Your goal → Retype all of the data below without a single change, leaving out the pictures.

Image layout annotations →
● ● ● ● ●

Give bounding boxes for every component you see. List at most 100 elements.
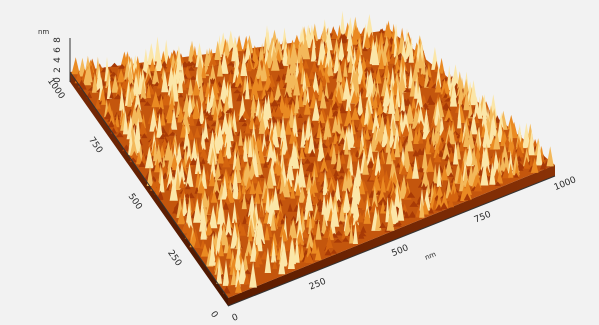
- surface-peak: [333, 129, 339, 144]
- surface-peak: [193, 198, 202, 223]
- surface-peak: [189, 113, 195, 126]
- surface-peak: [237, 182, 242, 200]
- surface-peak: [333, 49, 340, 74]
- surface-peak: [338, 125, 347, 144]
- surface-peak: [434, 60, 439, 72]
- surface-peak: [266, 167, 274, 189]
- surface-peak: [222, 285, 231, 294]
- surface-peak: [209, 55, 216, 66]
- surface-peak: [282, 102, 290, 119]
- surface-peak: [236, 93, 244, 102]
- surface-peak: [419, 197, 425, 218]
- surface-peak: [323, 192, 330, 202]
- surface-peak: [228, 71, 233, 82]
- surface-peak: [415, 102, 422, 112]
- surface-peak: [238, 59, 243, 68]
- surface-peak: [400, 164, 408, 175]
- surface-peak: [182, 193, 188, 217]
- surface-peak: [339, 165, 345, 174]
- surface-peak: [284, 63, 292, 83]
- surface-peak: [341, 230, 347, 240]
- surface-peak: [476, 131, 481, 153]
- surface-peak: [344, 135, 349, 155]
- surface-peak: [386, 209, 395, 231]
- surface-peak: [166, 107, 173, 124]
- surface-peak: [223, 94, 230, 114]
- surface-peak: [237, 82, 243, 88]
- surface-peak: [438, 57, 445, 74]
- surface-peak: [281, 129, 289, 155]
- surface-peak: [293, 75, 301, 96]
- surface-peak: [367, 113, 375, 130]
- z-axis-ticks: 0 2 4 6 8: [53, 37, 63, 83]
- surface-peak: [379, 222, 387, 228]
- y-axis-line: [69, 71, 229, 299]
- surface-peak: [116, 68, 126, 83]
- surface-peak: [252, 45, 258, 62]
- surface-peak: [421, 56, 426, 75]
- surface-peak: [207, 203, 212, 215]
- surface-peak: [412, 62, 419, 82]
- surface-peak: [523, 156, 530, 169]
- surface-peak: [277, 77, 286, 90]
- surface-peak: [507, 150, 514, 174]
- surface-peak: [323, 120, 329, 140]
- surface-peak: [189, 75, 198, 80]
- surface-peak: [160, 108, 166, 126]
- surface-peak: [388, 124, 395, 148]
- surface-peak: [167, 74, 176, 99]
- surface-peak: [235, 279, 242, 293]
- surface-peak: [354, 164, 362, 187]
- surface-peak: [347, 54, 354, 73]
- surface-peak: [187, 78, 194, 96]
- surface-peak: [300, 122, 306, 148]
- surface-peak: [336, 149, 342, 172]
- surface-peak: [477, 168, 484, 176]
- surface-peak: [424, 138, 432, 155]
- surface-peak: [362, 46, 368, 52]
- surface-peak: [363, 31, 371, 49]
- y-axis-tick-label: 0: [208, 310, 220, 321]
- surface-peak: [338, 202, 346, 222]
- surface-peak: [264, 224, 270, 241]
- surface-peak: [311, 160, 319, 178]
- surface-peak: [194, 151, 202, 174]
- surface-peak: [350, 29, 359, 45]
- surface-peak: [480, 159, 489, 186]
- surface-peak: [234, 176, 239, 200]
- surface-peak: [338, 220, 344, 225]
- surface-peak: [203, 117, 209, 140]
- surface-peak: [257, 74, 264, 91]
- surface-peak: [187, 44, 194, 66]
- surface-peak: [516, 155, 522, 162]
- surface-peak: [441, 164, 449, 181]
- surface-peak: [372, 174, 381, 191]
- surface-peak: [245, 74, 250, 100]
- surface-peak: [330, 29, 339, 40]
- surface-peak: [474, 112, 480, 124]
- surface-peak: [406, 163, 415, 179]
- surface-peak: [260, 61, 268, 82]
- x-axis-tick-label: 500: [390, 243, 410, 259]
- surface-peak: [383, 169, 389, 181]
- surface-peak: [200, 243, 210, 257]
- surface-peak: [249, 180, 256, 194]
- surface-peak: [310, 35, 317, 62]
- surface-peak: [447, 196, 454, 208]
- surface-peak: [302, 243, 308, 248]
- surface-peak: [154, 184, 161, 195]
- surface-peak: [216, 125, 225, 151]
- surface-peak: [448, 172, 454, 177]
- surface-peak: [264, 247, 272, 273]
- surface-peak: [324, 248, 332, 256]
- surface-peak: [234, 72, 244, 87]
- surface-peak: [212, 177, 220, 195]
- surface-peak: [317, 202, 323, 208]
- surface-peak: [388, 53, 397, 64]
- surface-peak: [208, 170, 216, 187]
- surface-peak: [286, 44, 292, 65]
- surface-peak: [280, 115, 286, 138]
- surface-peak: [332, 131, 341, 137]
- surface-peak: [426, 156, 435, 172]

● ● ● ● ●

Correct result →
Give bounding boxes for every component you see. List at most 100 elements.
- surface-peak: [333, 129, 339, 144]
- surface-peak: [193, 198, 202, 223]
- surface-peak: [189, 113, 195, 126]
- surface-peak: [237, 182, 242, 200]
- surface-peak: [333, 49, 340, 74]
- surface-peak: [338, 125, 347, 144]
- surface-peak: [434, 60, 439, 72]
- surface-peak: [266, 167, 274, 189]
- surface-peak: [222, 285, 231, 294]
- surface-peak: [209, 55, 216, 66]
- surface-peak: [282, 102, 290, 119]
- surface-peak: [236, 93, 244, 102]
- surface-peak: [419, 197, 425, 218]
- surface-peak: [323, 192, 330, 202]
- surface-peak: [228, 71, 233, 82]
- surface-peak: [415, 102, 422, 112]
- surface-peak: [238, 59, 243, 68]
- surface-peak: [400, 164, 408, 175]
- surface-peak: [182, 193, 188, 217]
- surface-peak: [339, 165, 345, 174]
- surface-peak: [284, 63, 292, 83]
- surface-peak: [341, 230, 347, 240]
- surface-peak: [476, 131, 481, 153]
- surface-peak: [344, 135, 349, 155]
- surface-peak: [386, 209, 395, 231]
- surface-peak: [166, 107, 173, 124]
- surface-peak: [223, 94, 230, 114]
- surface-peak: [237, 82, 243, 88]
- surface-peak: [438, 57, 445, 74]
- surface-peak: [281, 129, 289, 155]
- surface-peak: [293, 75, 301, 96]
- surface-peak: [367, 113, 375, 130]
- z-axis-ticks: 0 2 4 6 8: [53, 37, 63, 83]
- surface-peak: [379, 222, 387, 228]
- y-axis-line: [69, 71, 229, 299]
- surface-peak: [116, 68, 126, 83]
- surface-peak: [252, 45, 258, 62]
- surface-peak: [421, 56, 426, 75]
- surface-peak: [207, 203, 212, 215]
- surface-peak: [412, 62, 419, 82]
- surface-peak: [523, 156, 530, 169]
- surface-peak: [277, 77, 286, 90]
- surface-peak: [507, 150, 514, 174]
- surface-peak: [323, 120, 329, 140]
- surface-peak: [189, 75, 198, 80]
- surface-peak: [160, 108, 166, 126]
- surface-peak: [388, 124, 395, 148]
- surface-peak: [167, 74, 176, 99]
- surface-peak: [235, 279, 242, 293]
- surface-peak: [354, 164, 362, 187]
- surface-peak: [347, 54, 354, 73]
- surface-peak: [187, 78, 194, 96]
- surface-peak: [300, 122, 306, 148]
- surface-peak: [336, 149, 342, 172]
- surface-peak: [477, 168, 484, 176]
- surface-peak: [424, 138, 432, 155]
- surface-peak: [362, 46, 368, 52]
- surface-peak: [363, 31, 371, 49]
- y-axis-tick-label: 0: [208, 310, 220, 321]
- surface-peak: [338, 202, 346, 222]
- surface-peak: [264, 224, 270, 241]
- surface-peak: [311, 160, 319, 178]
- surface-peak: [194, 151, 202, 174]
- surface-peak: [350, 29, 359, 45]
- surface-peak: [480, 159, 489, 186]
- surface-peak: [234, 176, 239, 200]
- surface-peak: [338, 220, 344, 225]
- surface-peak: [203, 117, 209, 140]
- surface-peak: [257, 74, 264, 91]
- surface-peak: [187, 44, 194, 66]
- surface-peak: [516, 155, 522, 162]
- surface-peak: [441, 164, 449, 181]
- surface-peak: [372, 174, 381, 191]
- surface-peak: [245, 74, 250, 100]
- surface-peak: [330, 29, 339, 40]
- surface-peak: [474, 112, 480, 124]
- surface-peak: [406, 163, 415, 179]
- surface-peak: [260, 61, 268, 82]
- x-axis-tick-label: 500: [390, 243, 410, 259]
- surface-peak: [383, 169, 389, 181]
- surface-peak: [200, 243, 210, 257]
- surface-peak: [249, 180, 256, 194]
- surface-peak: [310, 35, 317, 62]
- surface-peak: [447, 196, 454, 208]
- surface-peak: [302, 243, 308, 248]
- surface-peak: [154, 184, 161, 195]
- surface-peak: [216, 125, 225, 151]
- surface-peak: [448, 172, 454, 177]
- surface-peak: [264, 247, 272, 273]
- surface-peak: [324, 248, 332, 256]
- surface-peak: [234, 72, 244, 87]
- surface-peak: [212, 177, 220, 195]
- surface-peak: [317, 202, 323, 208]
- surface-peak: [388, 53, 397, 64]
- surface-peak: [208, 170, 216, 187]
- surface-peak: [286, 44, 292, 65]
- surface-peak: [280, 115, 286, 138]
- surface-peak: [332, 131, 341, 137]
- surface-peak: [426, 156, 435, 172]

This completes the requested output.